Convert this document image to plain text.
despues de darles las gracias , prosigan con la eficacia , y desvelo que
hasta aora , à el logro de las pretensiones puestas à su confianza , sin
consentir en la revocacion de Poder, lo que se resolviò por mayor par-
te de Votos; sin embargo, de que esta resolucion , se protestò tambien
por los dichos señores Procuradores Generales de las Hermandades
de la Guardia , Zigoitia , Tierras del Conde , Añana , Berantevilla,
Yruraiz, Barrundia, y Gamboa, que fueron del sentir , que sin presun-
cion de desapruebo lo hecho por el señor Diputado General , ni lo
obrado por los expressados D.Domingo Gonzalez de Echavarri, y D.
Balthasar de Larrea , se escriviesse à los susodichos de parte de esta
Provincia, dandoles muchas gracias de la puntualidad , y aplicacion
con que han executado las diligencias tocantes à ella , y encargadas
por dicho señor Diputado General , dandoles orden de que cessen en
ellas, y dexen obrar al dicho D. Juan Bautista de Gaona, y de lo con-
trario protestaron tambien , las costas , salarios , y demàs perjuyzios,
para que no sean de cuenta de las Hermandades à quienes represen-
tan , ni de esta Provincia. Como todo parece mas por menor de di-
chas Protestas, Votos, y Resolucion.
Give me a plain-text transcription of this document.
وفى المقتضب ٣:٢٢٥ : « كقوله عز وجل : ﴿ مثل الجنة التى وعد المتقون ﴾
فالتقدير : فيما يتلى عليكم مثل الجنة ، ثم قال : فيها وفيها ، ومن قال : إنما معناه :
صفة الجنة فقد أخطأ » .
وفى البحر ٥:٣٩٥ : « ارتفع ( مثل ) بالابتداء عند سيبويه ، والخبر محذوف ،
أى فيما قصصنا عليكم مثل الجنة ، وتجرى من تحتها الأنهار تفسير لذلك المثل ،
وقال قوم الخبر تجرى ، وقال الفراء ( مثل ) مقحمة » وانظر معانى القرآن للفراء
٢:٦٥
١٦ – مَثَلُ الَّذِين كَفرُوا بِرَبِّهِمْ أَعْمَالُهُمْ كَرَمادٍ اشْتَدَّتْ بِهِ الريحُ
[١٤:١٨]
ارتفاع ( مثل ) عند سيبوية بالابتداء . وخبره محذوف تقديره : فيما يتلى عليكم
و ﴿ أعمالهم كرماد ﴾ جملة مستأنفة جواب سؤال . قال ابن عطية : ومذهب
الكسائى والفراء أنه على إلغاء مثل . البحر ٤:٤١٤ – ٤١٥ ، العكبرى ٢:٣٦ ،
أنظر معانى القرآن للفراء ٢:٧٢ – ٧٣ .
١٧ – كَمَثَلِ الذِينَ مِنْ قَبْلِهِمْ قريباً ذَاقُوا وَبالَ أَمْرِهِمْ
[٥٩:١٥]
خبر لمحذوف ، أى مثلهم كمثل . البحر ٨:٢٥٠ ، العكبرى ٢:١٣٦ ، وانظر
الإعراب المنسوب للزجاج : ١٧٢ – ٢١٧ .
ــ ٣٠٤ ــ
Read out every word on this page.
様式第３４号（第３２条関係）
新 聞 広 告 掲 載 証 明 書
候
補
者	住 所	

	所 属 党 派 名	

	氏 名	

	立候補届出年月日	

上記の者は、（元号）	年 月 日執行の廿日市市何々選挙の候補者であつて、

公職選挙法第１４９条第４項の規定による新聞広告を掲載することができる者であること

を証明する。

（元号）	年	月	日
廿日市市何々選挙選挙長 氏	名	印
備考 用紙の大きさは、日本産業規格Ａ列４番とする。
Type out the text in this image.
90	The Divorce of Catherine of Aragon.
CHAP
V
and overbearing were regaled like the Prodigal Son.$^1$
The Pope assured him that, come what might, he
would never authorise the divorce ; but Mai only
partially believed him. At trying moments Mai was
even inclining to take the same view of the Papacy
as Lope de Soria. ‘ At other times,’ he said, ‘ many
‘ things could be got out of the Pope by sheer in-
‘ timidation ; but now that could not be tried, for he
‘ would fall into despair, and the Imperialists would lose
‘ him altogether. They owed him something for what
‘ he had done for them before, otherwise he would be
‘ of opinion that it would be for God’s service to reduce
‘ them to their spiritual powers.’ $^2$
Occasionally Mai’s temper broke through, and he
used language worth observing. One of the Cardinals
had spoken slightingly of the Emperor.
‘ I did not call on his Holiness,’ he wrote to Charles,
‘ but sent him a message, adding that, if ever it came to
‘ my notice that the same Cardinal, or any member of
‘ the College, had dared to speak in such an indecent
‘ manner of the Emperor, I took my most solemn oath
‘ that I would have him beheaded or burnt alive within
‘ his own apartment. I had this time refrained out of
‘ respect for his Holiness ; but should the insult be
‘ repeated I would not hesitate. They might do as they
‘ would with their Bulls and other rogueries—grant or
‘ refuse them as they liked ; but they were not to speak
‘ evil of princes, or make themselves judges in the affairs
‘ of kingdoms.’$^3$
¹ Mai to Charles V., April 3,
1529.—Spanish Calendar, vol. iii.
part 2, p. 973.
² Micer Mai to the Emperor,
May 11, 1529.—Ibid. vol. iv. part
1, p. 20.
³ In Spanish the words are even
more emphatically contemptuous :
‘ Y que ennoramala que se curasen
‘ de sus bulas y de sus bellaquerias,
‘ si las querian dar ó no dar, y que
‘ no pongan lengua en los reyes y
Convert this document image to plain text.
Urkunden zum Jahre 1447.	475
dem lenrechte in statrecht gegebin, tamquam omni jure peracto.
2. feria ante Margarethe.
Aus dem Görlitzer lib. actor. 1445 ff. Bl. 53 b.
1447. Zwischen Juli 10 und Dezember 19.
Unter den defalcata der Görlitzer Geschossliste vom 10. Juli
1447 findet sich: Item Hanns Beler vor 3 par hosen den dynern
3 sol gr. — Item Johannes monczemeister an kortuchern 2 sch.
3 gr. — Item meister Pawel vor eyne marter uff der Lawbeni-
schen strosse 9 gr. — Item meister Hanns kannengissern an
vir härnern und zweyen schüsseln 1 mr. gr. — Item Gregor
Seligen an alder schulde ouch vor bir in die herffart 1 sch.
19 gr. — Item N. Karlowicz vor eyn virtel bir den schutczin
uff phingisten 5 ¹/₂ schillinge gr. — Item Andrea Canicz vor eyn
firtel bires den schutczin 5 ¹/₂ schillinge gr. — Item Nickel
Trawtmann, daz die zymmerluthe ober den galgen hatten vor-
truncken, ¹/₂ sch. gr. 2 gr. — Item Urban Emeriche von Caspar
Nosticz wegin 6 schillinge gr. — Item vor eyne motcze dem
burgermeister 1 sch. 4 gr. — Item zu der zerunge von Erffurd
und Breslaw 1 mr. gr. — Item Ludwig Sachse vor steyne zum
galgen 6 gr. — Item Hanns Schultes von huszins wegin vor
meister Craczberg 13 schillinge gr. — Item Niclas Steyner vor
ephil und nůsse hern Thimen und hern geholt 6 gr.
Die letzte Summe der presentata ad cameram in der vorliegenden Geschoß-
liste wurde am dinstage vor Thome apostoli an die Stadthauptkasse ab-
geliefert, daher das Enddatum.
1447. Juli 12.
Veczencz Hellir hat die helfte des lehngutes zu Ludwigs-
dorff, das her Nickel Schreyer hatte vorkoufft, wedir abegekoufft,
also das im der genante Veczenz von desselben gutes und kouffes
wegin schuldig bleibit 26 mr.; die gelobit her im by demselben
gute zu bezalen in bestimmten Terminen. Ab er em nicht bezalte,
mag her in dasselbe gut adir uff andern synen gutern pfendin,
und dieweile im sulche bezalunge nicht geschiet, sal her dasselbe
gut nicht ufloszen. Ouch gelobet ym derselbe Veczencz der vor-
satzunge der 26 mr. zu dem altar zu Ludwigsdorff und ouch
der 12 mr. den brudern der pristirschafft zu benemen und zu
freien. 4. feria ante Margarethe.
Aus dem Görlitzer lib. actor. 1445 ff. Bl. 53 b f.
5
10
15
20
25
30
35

## Aim
Reply with the number of lines in the data that include the string "even" and nothing else.

## Correct result
2